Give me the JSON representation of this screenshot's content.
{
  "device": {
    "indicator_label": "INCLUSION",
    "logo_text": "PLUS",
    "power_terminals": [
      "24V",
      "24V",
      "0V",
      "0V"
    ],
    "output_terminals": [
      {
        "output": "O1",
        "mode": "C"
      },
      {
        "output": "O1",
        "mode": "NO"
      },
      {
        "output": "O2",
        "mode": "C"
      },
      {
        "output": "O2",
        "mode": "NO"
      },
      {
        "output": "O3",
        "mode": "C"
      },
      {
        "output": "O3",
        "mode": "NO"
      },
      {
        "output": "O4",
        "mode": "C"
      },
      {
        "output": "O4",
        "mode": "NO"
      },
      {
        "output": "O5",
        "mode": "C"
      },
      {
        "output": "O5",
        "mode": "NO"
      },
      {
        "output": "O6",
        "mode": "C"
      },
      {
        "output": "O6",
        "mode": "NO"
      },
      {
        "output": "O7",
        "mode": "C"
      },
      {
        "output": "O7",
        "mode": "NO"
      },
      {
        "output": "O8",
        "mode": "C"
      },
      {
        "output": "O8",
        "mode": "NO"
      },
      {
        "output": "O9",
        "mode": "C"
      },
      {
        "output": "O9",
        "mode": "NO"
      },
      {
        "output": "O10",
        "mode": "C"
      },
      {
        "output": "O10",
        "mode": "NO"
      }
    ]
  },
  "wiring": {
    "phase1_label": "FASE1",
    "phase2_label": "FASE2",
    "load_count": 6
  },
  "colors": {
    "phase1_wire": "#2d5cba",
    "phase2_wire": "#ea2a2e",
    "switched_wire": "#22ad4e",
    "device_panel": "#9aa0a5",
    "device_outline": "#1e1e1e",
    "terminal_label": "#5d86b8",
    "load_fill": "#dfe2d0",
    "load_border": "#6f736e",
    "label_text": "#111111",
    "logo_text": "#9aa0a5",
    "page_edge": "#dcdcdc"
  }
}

------------------------------

> _Directions_
The records above should be repeated in full, exactly as given.

> _Solution_
Give me the JSON representation of this screenshot's content.
{
  "device": {
    "indicator_label": "INCLUSION",
    "logo_text": "PLUS",
    "power_terminals": [
      "24V",
      "24V",
      "0V",
      "0V"
    ],
    "output_terminals": [
      {
        "output": "O1",
        "mode": "C"
      },
      {
        "output": "O1",
        "mode": "NO"
      },
      {
        "output": "O2",
        "mode": "C"
      },
      {
        "output": "O2",
        "mode": "NO"
      },
      {
        "output": "O3",
        "mode": "C"
      },
      {
        "output": "O3",
        "mode": "NO"
      },
      {
        "output": "O4",
        "mode": "C"
      },
      {
        "output": "O4",
        "mode": "NO"
      },
      {
        "output": "O5",
        "mode": "C"
      },
      {
        "output": "O5",
        "mode": "NO"
      },
      {
        "output": "O6",
        "mode": "C"
      },
      {
        "output": "O6",
        "mode": "NO"
      },
      {
        "output": "O7",
        "mode": "C"
      },
      {
        "output": "O7",
        "mode": "NO"
      },
      {
        "output": "O8",
        "mode": "C"
      },
      {
        "output": "O8",
        "mode": "NO"
      },
      {
        "output": "O9",
        "mode": "C"
      },
      {
        "output": "O9",
        "mode": "NO"
      },
      {
        "output": "O10",
        "mode": "C"
      },
      {
        "output": "O10",
        "mode": "NO"
      }
    ]
  },
  "wiring": {
    "phase1_label": "FASE1",
    "phase2_label": "FASE2",
    "load_count": 6
  },
  "colors": {
    "phase1_wire": "#2d5cba",
    "phase2_wire": "#ea2a2e",
    "switched_wire": "#22ad4e",
    "device_panel": "#9aa0a5",
    "device_outline": "#1e1e1e",
    "terminal_label": "#5d86b8",
    "load_fill": "#dfe2d0",
    "load_border": "#6f736e",
    "label_text": "#111111",
    "logo_text": "#9aa0a5",
    "page_edge": "#dcdcdc"
  }
}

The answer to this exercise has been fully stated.